● YOUR OBJECTIVE:
Return every line of the data below that includes the string "Greenland".

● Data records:
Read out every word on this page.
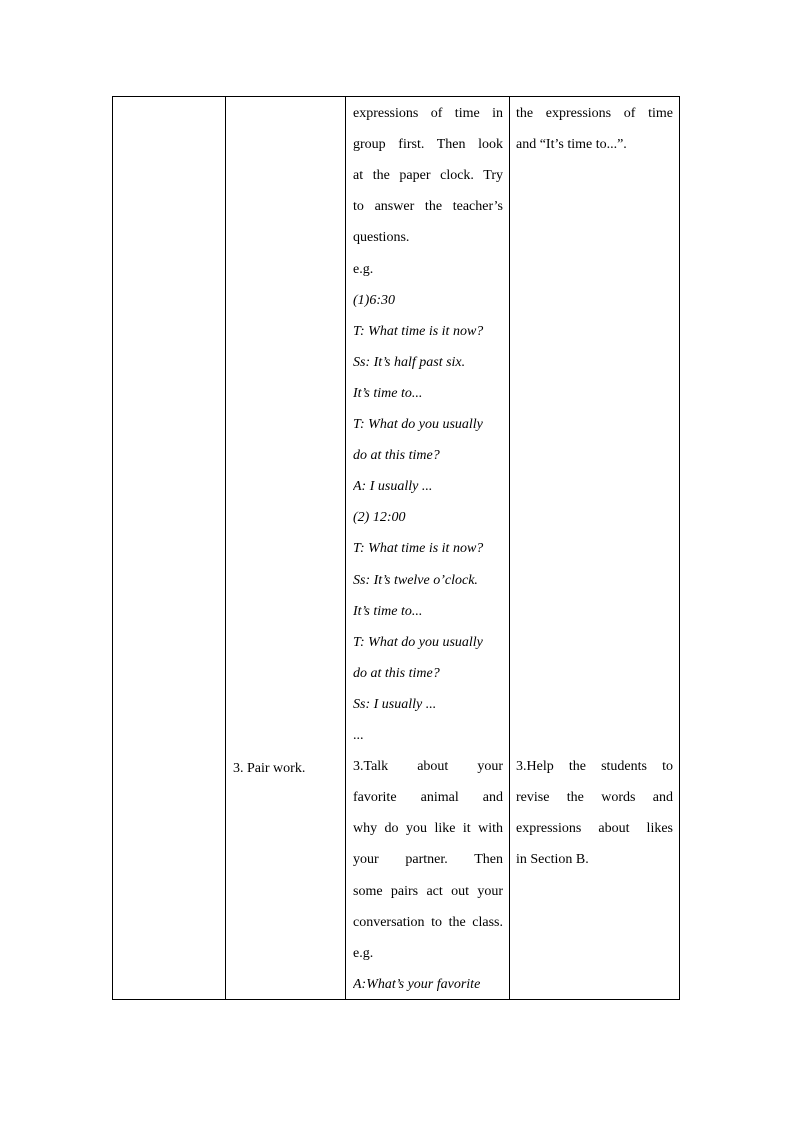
3. Pair work.
expressions of time in
group first. Then look
at the paper clock. Try
to answer the teacher’s
questions.
e.g.
(1)6:30
T: What time is it now?
Ss: It’s half past six.
It’s time to...
T: What do you usually
do at this time?
A: I usually ...
(2) 12:00
T: What time is it now?
Ss: It’s twelve o’clock.
It’s time to...
T: What do you usually
do at this time?
Ss: I usually ...
...
3.Talk about your
favorite animal and
why do you like it with
your partner. Then
some pairs act out your
conversation to the class.
e.g.
A:What’s your favorite
the expressions of time
and “It’s time to...”.
3.Help the students to
revise the words and
expressions about likes
in Section B.
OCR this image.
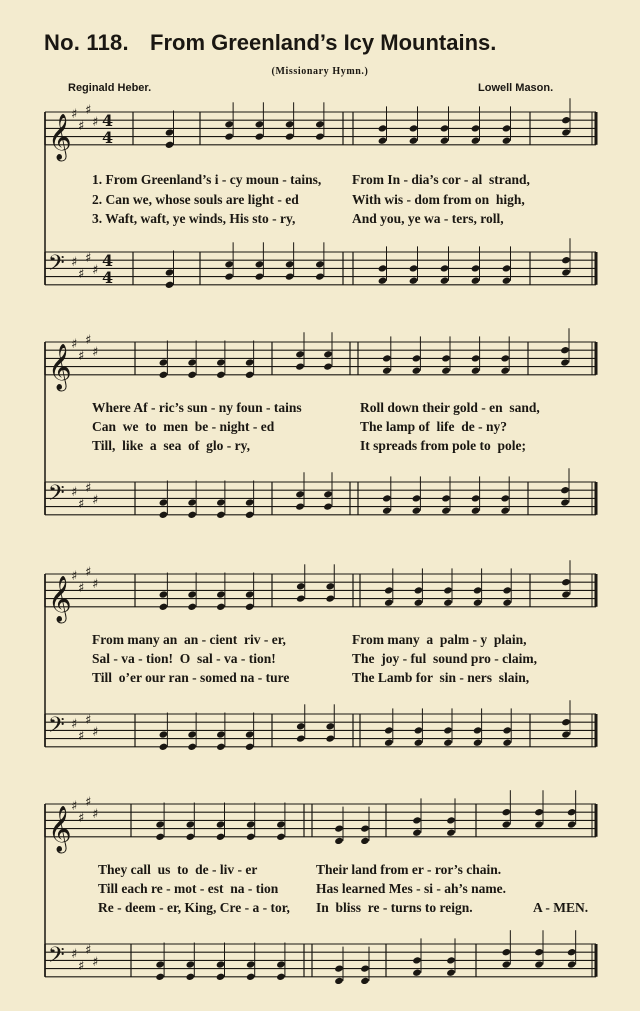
No. 118. From Greenland’s Icy Mountains.
(Missionary Hymn.)
Reginald Heber.	Lowell Mason.
𝄞 ♯
♯
♯
♯ 4
4
𝄢 ♯
♯
♯
♯
4
4
𝄞 ♯
♯
♯
♯
𝄢 ♯
♯
♯
♯
𝄞 ♯
♯
♯
♯
𝄢 ♯
♯
♯
♯
𝄞 ♯
♯
♯
♯
𝄢 ♯
♯
♯
♯
1. From Greenland’s i - cy moun - tains, From In - dia’s cor - al  strand,
2. Can we, whose souls are light - ed	With wis - dom from on  high,
3. Waft, waft, ye winds, His sto - ry,	And you, ye wa - ters, roll,
Where Af - ric’s sun - ny foun - tains	Roll down their gold - en  sand,
Can  we  to  men  be - night - ed	The lamp of  life  de - ny?
Till,  like  a  sea  of  glo - ry,	It spreads from pole to  pole;
From many an  an - cient  riv - er,	From many  a  palm - y  plain,
Sal - va - tion!  O  sal - va - tion!	The  joy - ful  sound pro - claim,
Till  o’er our ran - somed na - ture	The Lamb for  sin - ners  slain,
They call  us  to  de - liv - er	Their land from er - ror’s chain.
Till each re - mot - est  na - tion	Has learned Mes - si - ah’s name.
Re - deem - er, King, Cre - a - tor, In  bliss  re - turns to reign.	A - MEN.
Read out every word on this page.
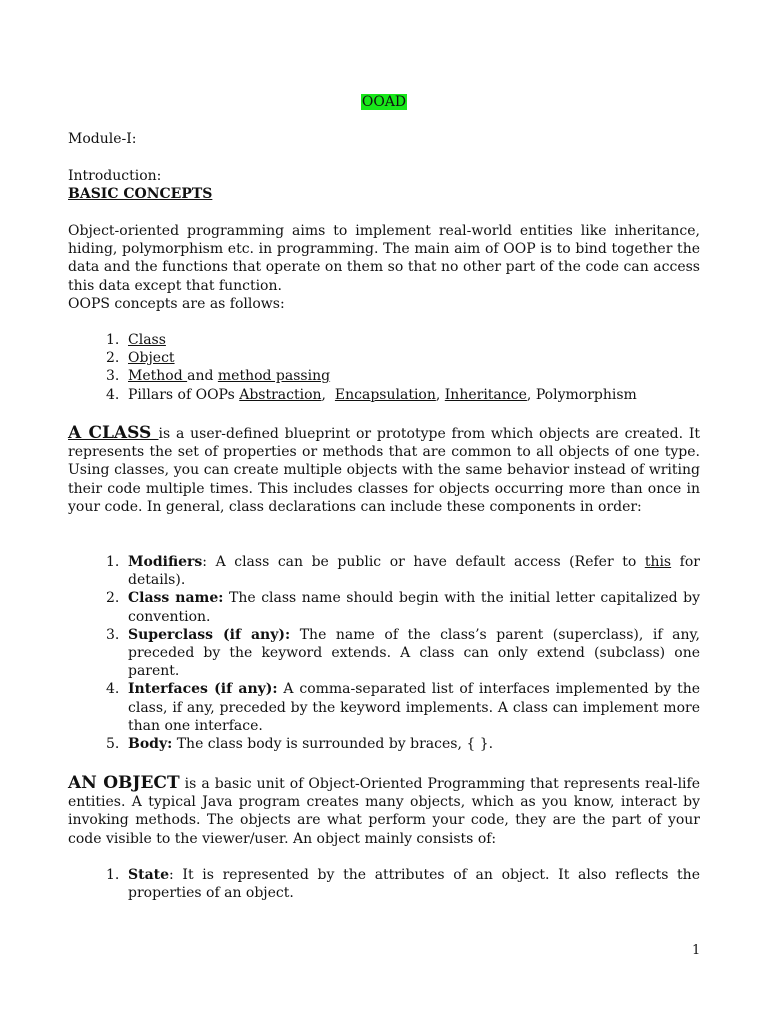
OOAD
Module-I:
Introduction:
BASIC CONCEPTS
Object-oriented programming aims to implement real-world entities like inheritance, hiding, polymorphism etc. in programming. The main aim of OOP is to bind together the data and the functions that operate on them so that no other part of the code can access this data except that function.
OOPS concepts are as follows:
1. Class
2. Object
3. Method and method passing
4. Pillars of OOPs Abstraction,  Encapsulation, Inheritance, Polymorphism
A CLASS is a user-defined blueprint or prototype from which objects are created. It represents the set of properties or methods that are common to all objects of one type. Using classes, you can create multiple objects with the same behavior instead of writing their code multiple times. This includes classes for objects occurring more than once in your code. In general, class declarations can include these components in order:
1. Modifiers: A class can be public or have default access (Refer to this for details).
2. Class name: The class name should begin with the initial letter capitalized by convention.
3. Superclass (if any): The name of the class’s parent (superclass), if any, preceded by the keyword extends. A class can only extend (subclass) one parent.
4. Interfaces (if any): A comma-separated list of interfaces implemented by the class, if any, preceded by the keyword implements. A class can implement more than one interface.
5. Body: The class body is surrounded by braces, { }.
AN OBJECT is a basic unit of Object-Oriented Programming that represents real-life entities. A typical Java program creates many objects, which as you know, interact by invoking methods. The objects are what perform your code, they are the part of your code visible to the viewer/user. An object mainly consists of:
1. State: It is represented by the attributes of an object. It also reflects the properties of an object.
1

● THE SOLUTION:
No. 118. From Greenland’s Icy Mountains.
1. From Greenland’s i - cy moun - tains, From In - dia’s cor - al  strand,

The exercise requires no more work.